=== Your goal ===
Take every line that has the string "dots" and copy it out.

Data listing
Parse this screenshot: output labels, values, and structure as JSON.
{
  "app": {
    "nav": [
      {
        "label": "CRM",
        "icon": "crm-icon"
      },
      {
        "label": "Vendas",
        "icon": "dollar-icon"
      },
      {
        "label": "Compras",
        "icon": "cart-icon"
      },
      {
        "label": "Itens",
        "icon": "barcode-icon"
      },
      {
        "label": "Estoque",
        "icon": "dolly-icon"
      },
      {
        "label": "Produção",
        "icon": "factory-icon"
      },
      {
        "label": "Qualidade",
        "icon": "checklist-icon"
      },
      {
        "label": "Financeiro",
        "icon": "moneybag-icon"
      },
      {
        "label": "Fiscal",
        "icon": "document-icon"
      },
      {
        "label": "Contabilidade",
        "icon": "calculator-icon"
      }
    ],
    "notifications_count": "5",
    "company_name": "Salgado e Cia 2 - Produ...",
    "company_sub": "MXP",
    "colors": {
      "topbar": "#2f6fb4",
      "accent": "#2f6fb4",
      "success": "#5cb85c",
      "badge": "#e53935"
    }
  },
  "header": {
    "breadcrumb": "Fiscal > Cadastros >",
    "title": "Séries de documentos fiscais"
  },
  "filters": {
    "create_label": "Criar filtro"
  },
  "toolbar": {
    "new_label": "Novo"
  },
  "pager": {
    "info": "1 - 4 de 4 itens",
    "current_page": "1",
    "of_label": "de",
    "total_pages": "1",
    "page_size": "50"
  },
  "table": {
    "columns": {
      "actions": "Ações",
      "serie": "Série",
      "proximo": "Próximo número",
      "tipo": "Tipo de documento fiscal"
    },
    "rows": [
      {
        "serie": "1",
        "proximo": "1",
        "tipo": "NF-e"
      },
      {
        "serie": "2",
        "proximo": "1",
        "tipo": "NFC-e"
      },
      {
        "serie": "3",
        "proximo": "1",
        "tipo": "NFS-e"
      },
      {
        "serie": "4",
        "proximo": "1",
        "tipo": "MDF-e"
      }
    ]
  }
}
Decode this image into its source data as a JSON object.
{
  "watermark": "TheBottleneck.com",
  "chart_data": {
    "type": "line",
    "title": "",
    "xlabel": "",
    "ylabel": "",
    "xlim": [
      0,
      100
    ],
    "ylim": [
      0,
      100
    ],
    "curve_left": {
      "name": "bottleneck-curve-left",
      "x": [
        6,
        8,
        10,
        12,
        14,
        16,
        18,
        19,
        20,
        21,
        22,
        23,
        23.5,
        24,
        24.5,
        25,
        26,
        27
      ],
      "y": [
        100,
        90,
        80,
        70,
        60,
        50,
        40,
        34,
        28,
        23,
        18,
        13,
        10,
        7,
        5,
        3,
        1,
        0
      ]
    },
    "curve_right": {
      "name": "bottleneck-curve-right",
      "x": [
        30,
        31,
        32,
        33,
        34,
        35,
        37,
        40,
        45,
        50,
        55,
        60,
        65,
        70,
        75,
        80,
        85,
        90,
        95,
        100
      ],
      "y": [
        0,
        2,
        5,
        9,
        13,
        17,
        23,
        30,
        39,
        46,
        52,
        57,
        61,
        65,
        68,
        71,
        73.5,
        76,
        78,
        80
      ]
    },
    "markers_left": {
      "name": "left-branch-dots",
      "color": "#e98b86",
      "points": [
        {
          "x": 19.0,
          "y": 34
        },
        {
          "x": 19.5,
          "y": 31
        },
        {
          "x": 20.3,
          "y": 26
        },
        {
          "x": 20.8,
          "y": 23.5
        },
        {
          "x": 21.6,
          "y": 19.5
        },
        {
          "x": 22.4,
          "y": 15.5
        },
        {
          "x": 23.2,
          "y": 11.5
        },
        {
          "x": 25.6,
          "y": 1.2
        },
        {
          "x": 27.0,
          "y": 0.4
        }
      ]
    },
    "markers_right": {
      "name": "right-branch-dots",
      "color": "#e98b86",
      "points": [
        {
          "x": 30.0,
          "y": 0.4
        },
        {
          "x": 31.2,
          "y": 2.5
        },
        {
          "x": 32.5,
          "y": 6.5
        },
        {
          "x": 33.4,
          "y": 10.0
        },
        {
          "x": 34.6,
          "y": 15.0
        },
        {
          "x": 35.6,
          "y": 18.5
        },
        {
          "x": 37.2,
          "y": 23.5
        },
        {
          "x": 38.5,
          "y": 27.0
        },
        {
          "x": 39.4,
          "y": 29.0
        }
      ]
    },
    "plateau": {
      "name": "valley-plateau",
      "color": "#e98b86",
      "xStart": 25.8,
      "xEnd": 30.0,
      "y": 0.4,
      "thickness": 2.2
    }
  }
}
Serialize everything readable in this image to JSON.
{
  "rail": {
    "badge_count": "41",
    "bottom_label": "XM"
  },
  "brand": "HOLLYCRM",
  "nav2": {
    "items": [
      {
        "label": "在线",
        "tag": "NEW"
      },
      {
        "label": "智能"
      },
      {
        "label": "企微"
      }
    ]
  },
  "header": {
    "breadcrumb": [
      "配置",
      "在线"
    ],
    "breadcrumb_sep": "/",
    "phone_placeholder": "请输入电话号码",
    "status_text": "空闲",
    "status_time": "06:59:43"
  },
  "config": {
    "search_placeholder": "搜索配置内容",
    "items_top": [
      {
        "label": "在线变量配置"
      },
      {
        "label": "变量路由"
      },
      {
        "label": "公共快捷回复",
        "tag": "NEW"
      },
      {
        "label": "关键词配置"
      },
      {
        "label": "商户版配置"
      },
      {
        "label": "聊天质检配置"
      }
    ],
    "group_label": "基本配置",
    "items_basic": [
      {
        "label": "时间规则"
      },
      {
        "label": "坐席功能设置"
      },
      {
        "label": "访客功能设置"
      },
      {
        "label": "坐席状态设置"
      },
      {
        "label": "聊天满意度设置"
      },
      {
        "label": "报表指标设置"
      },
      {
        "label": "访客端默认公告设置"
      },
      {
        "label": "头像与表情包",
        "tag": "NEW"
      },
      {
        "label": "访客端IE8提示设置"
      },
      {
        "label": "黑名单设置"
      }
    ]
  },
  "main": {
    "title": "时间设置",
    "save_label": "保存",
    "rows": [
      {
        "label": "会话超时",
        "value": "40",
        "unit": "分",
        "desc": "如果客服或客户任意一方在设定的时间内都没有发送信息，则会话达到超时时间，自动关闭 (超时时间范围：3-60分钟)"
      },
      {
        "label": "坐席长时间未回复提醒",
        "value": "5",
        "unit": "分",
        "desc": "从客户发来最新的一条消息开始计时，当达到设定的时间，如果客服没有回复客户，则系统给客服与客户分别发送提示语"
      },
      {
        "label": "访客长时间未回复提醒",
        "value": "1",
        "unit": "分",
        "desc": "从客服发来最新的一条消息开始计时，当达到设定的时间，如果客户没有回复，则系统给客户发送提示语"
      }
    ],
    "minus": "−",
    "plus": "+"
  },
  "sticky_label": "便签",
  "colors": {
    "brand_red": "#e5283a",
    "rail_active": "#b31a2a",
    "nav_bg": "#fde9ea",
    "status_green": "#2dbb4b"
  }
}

=== Exercise result ===
      "name": "left-branch-dots",
      "name": "right-branch-dots",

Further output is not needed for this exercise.